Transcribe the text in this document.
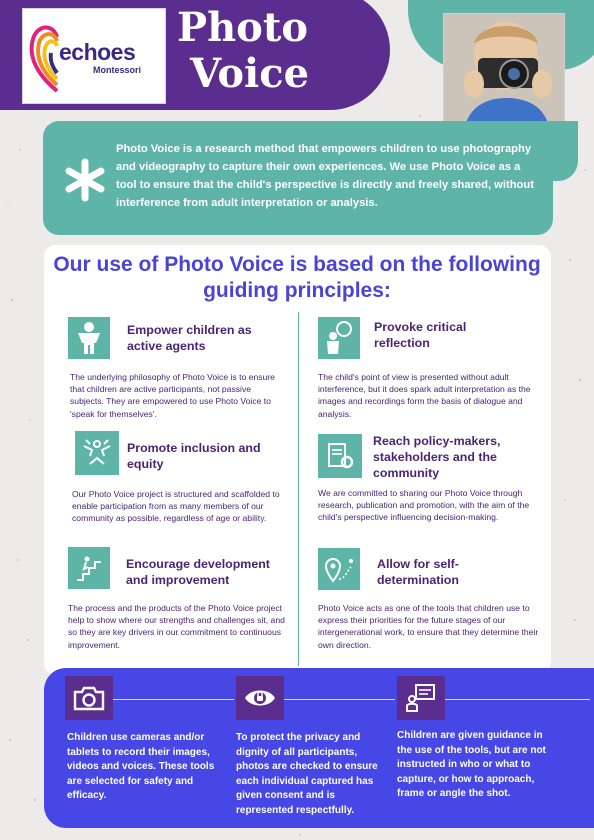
echoes
Montessori
Photo
Voice
Photo Voice is a research method that empowers children to use photography and videography to capture their own experiences. We use Photo Voice as a tool to ensure that the child's perspective is directly and freely shared, without interference from adult interpretation or analysis.
Our use of Photo Voice is based on the following guiding principles:
Empower children as active agents
The underlying philosophy of Photo Voice is to ensure that children are active participants, not passive subjects. They are empowered to use Photo Voice to 'speak for themselves'.
Provoke critical reflection
The child's point of view is presented without adult interference, but it does spark adult interpretation as the images and recordings form the basis of dialogue and analysis.
Promote inclusion and equity
Our Photo Voice project is structured and scaffolded to enable participation from as many members of our community as possible, regardless of age or ability.
Reach policy-makers, stakeholders and the community
We are committed to sharing our Photo Voice through research, publication and promotion, with the aim of the child's perspective influencing decision-making.
Encourage development and improvement
The process and the products of the Photo Voice project help to show where our strengths and challenges sit, and so they are key drivers in our commitment to continuous improvement.
Allow for self-determination
Photo Voice acts as one of the tools that children use to express their priorities for the future stages of our intergenerational work, to ensure that they determine their own direction.
Children use cameras and/or tablets to record their images, videos and voices. These tools are selected for safety and efficacy.
To protect the privacy and dignity of all participants, photos are checked to ensure each individual captured has given consent and is represented respectfully.
Children are given guidance in the use of the tools, but are not instructed in who or what to capture, or how to approach, frame or angle the shot.
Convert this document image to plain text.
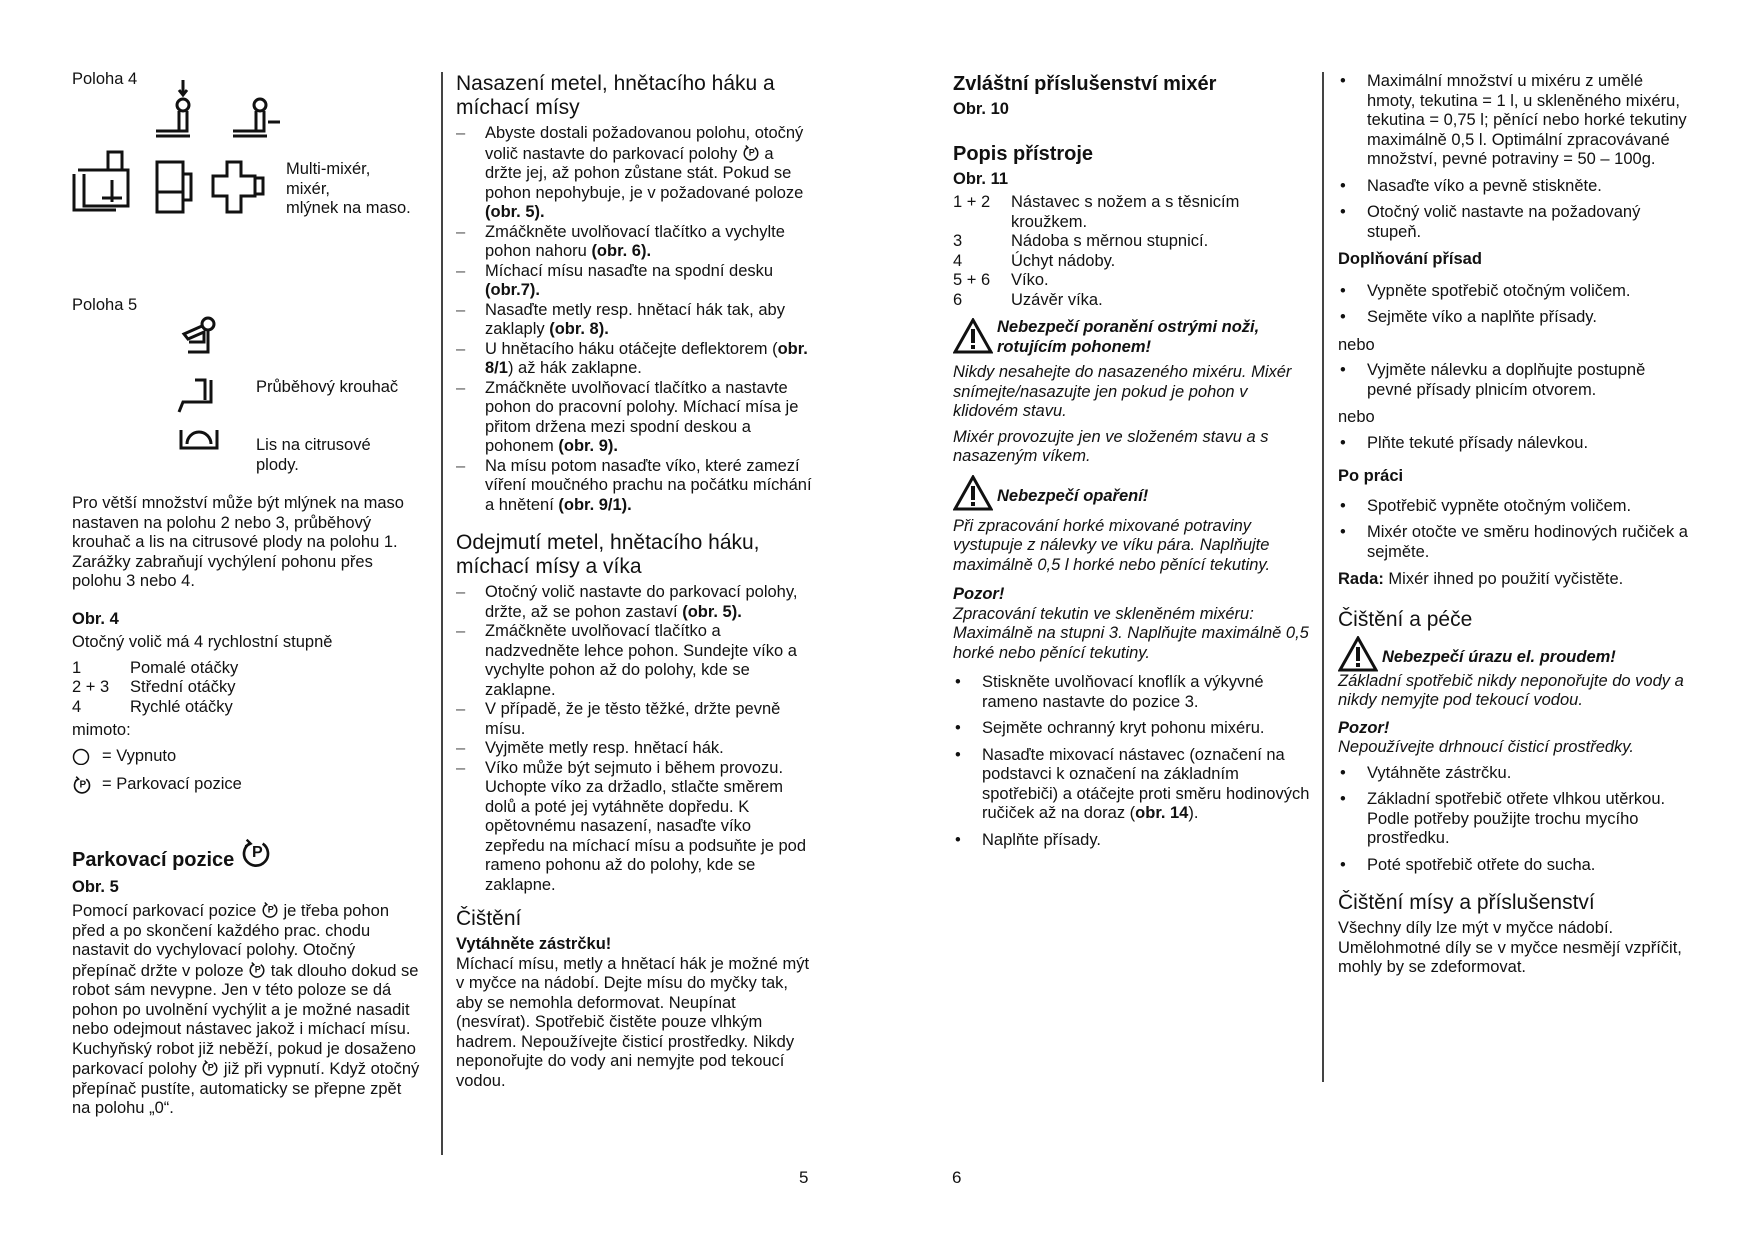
Poloha 4
Multi-mixér,
mixér,
mlýnek na maso.
Poloha 5
Průběhový krouhač
Lis na citrusové
plody.
Pro větší množství může být mlýnek na maso nastaven na polohu 2 nebo 3, průběhový krouhač a lis na citrusové plody na polohu 1.

Zarážky zabraňují vychýlení pohonu přes polohu 3 nebo 4.

Obr. 4

Otočný volič má 4 rychlostní stupně

1	Pomalé otáčky
2 + 3	Střední otáčky
4	Rychlé otáčky

mimoto:

= Vypnuto
= Parkovací pozice
Parkovací pozice
Obr. 5

Pomocí parkovací pozice  je třeba pohon před a po skončení každého prac. chodu nastavit do vychylovací polohy. Otočný přepínač držte v poloze  tak dlouho dokud se robot sám nevypne. Jen v této poloze se dá pohon po uvolnění vychýlit a je možné nasadit nebo odejmout nástavec jakož i míchací mísu. Kuchyňský robot již neběží, pokud je dosaženo parkovací polohy  již při vypnutí. Když otočný přepínač pustíte, automaticky se přepne zpět na polohu „0“.

Nasazení metel, hnětacího háku a míchací mísy
– Abyste dostali požadovanou polohu, otočný volič nastavte do parkovací polohy  a držte jej, až pohon zůstane stát. Pokud se pohon nepohybuje, je v požadované poloze (obr. 5).
– Zmáčkněte uvolňovací tlačítko a vychylte pohon nahoru (obr. 6).
– Míchací mísu nasaďte na spodní desku (obr.7).
– Nasaďte metly resp. hnětací hák tak, aby zaklaply (obr. 8).
– U hnětacího háku otáčejte deflektorem (obr. 8/1) až hák zaklapne.
– Zmáčkněte uvolňovací tlačítko a nastavte pohon do pracovní polohy. Míchací mísa je přitom držena mezi spodní deskou a pohonem (obr. 9).
– Na mísu potom nasaďte víko, které zamezí víření moučného prachu na počátku míchání a hnětení (obr. 9/1).
Odejmutí metel, hnětacího háku, míchací mísy a víka
– Otočný volič nastavte do parkovací polohy, držte, až se pohon zastaví (obr. 5).
– Zmáčkněte uvolňovací tlačítko a nadzvedněte lehce pohon. Sundejte víko a vychylte pohon až do polohy, kde se zaklapne.
– V případě, že je těsto těžké, držte pevně mísu.
– Vyjměte metly resp. hnětací hák.
– Víko může být sejmuto i během provozu. Uchopte víko za držadlo, stlačte směrem dolů a poté jej vytáhněte dopředu. K opětovnému nasazení, nasaďte víko zepředu na míchací mísu a podsuňte je pod rameno pohonu až do polohy, kde se zaklapne.
Čištění
Vytáhněte zástrčku!

Míchací mísu, metly a hnětací hák je možné mýt v myčce na nádobí. Dejte mísu do myčky tak, aby se nemohla deformovat. Neupínat (nesvírat). Spotřebič čistěte pouze vlhkým hadrem. Nepoužívejte čisticí prostředky. Nikdy neponořujte do vody ani nemyjte pod tekoucí vodou.

5	6
Zvláštní příslušenství mixér
Obr. 10
Popis přístroje
Obr. 11
1 + 2	Nástavec s nožem a s těsnicím kroužkem.
3	Nádoba s měrnou stupnicí.
4	Úchyt nádoby.
5 + 6	Víko.
6	Uzávěr víka.
Nebezpečí poranění ostrými noži, rotujícím pohonem!

Nikdy nesahejte do nasazeného mixéru. Mixér snímejte/nasazujte jen pokud je pohon v klidovém stavu.

Mixér provozujte jen ve složeném stavu a s nasazeným víkem.

Nebezpečí opaření!

Při zpracování horké mixované potraviny vystupuje z nálevky ve víku pára. Naplňujte maximálně 0,5 l horké nebo pěnící tekutiny.

Pozor!

Zpracování tekutin ve skleněném mixéru: Maximálně na stupni 3. Naplňujte maximálně 0,5 horké nebo pěnící tekutiny.

• Stiskněte uvolňovací knoflík a výkyvné rameno nastavte do pozice 3.
• Sejměte ochranný kryt pohonu mixéru.
• Nasaďte mixovací nástavec (označení na podstavci k označení na základním spotřebiči) a otáčejte proti směru hodinových ručiček až na doraz (obr. 14).
• Naplňte přísady.
• Maximální množství u mixéru z umělé hmoty, tekutina = 1 l, u skleněného mixéru, tekutina = 0,75 l; pěnící nebo horké tekutiny maximálně 0,5 l. Optimální zpracovávané množství, pevné potraviny = 50 – 100g.
• Nasaďte víko a pevně stiskněte.
• Otočný volič nastavte na požadovaný stupeň.
Doplňování přísad
• Vypněte spotřebič otočným voličem.
• Sejměte víko a naplňte přísady.

nebo

• Vyjměte nálevku a doplňujte postupně pevné přísady plnicím otvorem.

nebo

• Plňte tekuté přísady nálevkou.
Po práci
• Spotřebič vypněte otočným voličem.
• Mixér otočte ve směru hodinových ručiček a sejměte.

Rada: Mixér ihned po použití vyčistěte.

Čištění a péče
Nebezpečí úrazu el. proudem!

Základní spotřebič nikdy neponořujte do vody a nikdy nemyjte pod tekoucí vodou.

Pozor!

Nepoužívejte drhnoucí čisticí prostředky.

• Vytáhněte zástrčku.
• Základní spotřebič otřete vlhkou utěrkou. Podle potřeby použijte trochu mycího prostředku.
• Poté spotřebič otřete do sucha.
Čištění mísy a příslušenství

Všechny díly lze mýt v myčce nádobí. Umělohmotné díly se v myčce nesmějí vzpříčit, mohly by se zdeformovat.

****

§ Task to complete: Gather, from the listing above, every line carrying the word "metel".

§ Finished exercise:
Nasazení metel, hnětacího háku a míchací mísy
Odejmutí metel, hnětacího háku, míchací mísy a víka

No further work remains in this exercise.